**Goal of the exercise:**
Give a verbatim quotation of every record.

**Data to use:**
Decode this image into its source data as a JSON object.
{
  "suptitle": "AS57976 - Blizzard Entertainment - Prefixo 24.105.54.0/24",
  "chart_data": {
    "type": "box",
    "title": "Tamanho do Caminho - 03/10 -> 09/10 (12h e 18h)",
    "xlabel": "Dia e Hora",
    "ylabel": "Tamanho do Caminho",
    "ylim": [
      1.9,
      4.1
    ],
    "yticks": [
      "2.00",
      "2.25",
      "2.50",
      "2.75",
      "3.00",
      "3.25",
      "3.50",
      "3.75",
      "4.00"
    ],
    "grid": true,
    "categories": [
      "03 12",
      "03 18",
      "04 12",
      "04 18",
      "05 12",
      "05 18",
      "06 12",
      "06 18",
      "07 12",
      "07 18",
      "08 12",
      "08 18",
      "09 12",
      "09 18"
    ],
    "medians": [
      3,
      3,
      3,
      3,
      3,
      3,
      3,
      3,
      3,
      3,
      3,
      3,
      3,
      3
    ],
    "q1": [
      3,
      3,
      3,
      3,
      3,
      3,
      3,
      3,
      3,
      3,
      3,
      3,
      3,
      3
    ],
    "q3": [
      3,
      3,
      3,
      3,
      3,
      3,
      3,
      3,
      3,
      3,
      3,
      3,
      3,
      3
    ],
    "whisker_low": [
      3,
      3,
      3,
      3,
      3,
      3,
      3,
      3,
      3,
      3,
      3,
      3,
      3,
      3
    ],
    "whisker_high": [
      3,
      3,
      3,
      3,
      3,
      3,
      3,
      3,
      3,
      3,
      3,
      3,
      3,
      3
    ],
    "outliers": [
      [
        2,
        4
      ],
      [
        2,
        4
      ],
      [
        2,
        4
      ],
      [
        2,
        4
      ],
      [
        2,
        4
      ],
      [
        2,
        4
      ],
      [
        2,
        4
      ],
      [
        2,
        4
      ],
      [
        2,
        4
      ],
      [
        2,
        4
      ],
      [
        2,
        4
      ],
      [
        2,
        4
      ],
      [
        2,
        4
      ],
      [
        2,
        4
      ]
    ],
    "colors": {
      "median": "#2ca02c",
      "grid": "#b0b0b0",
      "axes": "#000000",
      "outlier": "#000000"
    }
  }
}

**Exercise output:**
Decode this image into its source data as a JSON object.
{
  "suptitle": "AS57976 - Blizzard Entertainment - Prefixo 24.105.54.0/24",
  "chart_data": {
    "type": "box",
    "title": "Tamanho do Caminho - 03/10 -> 09/10 (12h e 18h)",
    "xlabel": "Dia e Hora",
    "ylabel": "Tamanho do Caminho",
    "ylim": [
      1.9,
      4.1
    ],
    "yticks": [
      "2.00",
      "2.25",
      "2.50",
      "2.75",
      "3.00",
      "3.25",
      "3.50",
      "3.75",
      "4.00"
    ],
    "grid": true,
    "categories": [
      "03 12",
      "03 18",
      "04 12",
      "04 18",
      "05 12",
      "05 18",
      "06 12",
      "06 18",
      "07 12",
      "07 18",
      "08 12",
      "08 18",
      "09 12",
      "09 18"
    ],
    "medians": [
      3,
      3,
      3,
      3,
      3,
      3,
      3,
      3,
      3,
      3,
      3,
      3,
      3,
      3
    ],
    "q1": [
      3,
      3,
      3,
      3,
      3,
      3,
      3,
      3,
      3,
      3,
      3,
      3,
      3,
      3
    ],
    "q3": [
      3,
      3,
      3,
      3,
      3,
      3,
      3,
      3,
      3,
      3,
      3,
      3,
      3,
      3
    ],
    "whisker_low": [
      3,
      3,
      3,
      3,
      3,
      3,
      3,
      3,
      3,
      3,
      3,
      3,
      3,
      3
    ],
    "whisker_high": [
      3,
      3,
      3,
      3,
      3,
      3,
      3,
      3,
      3,
      3,
      3,
      3,
      3,
      3
    ],
    "outliers": [
      [
        2,
        4
      ],
      [
        2,
        4
      ],
      [
        2,
        4
      ],
      [
        2,
        4
      ],
      [
        2,
        4
      ],
      [
        2,
        4
      ],
      [
        2,
        4
      ],
      [
        2,
        4
      ],
      [
        2,
        4
      ],
      [
        2,
        4
      ],
      [
        2,
        4
      ],
      [
        2,
        4
      ],
      [
        2,
        4
      ],
      [
        2,
        4
      ]
    ],
    "colors": {
      "median": "#2ca02c",
      "grid": "#b0b0b0",
      "axes": "#000000",
      "outlier": "#000000"
    }
  }
}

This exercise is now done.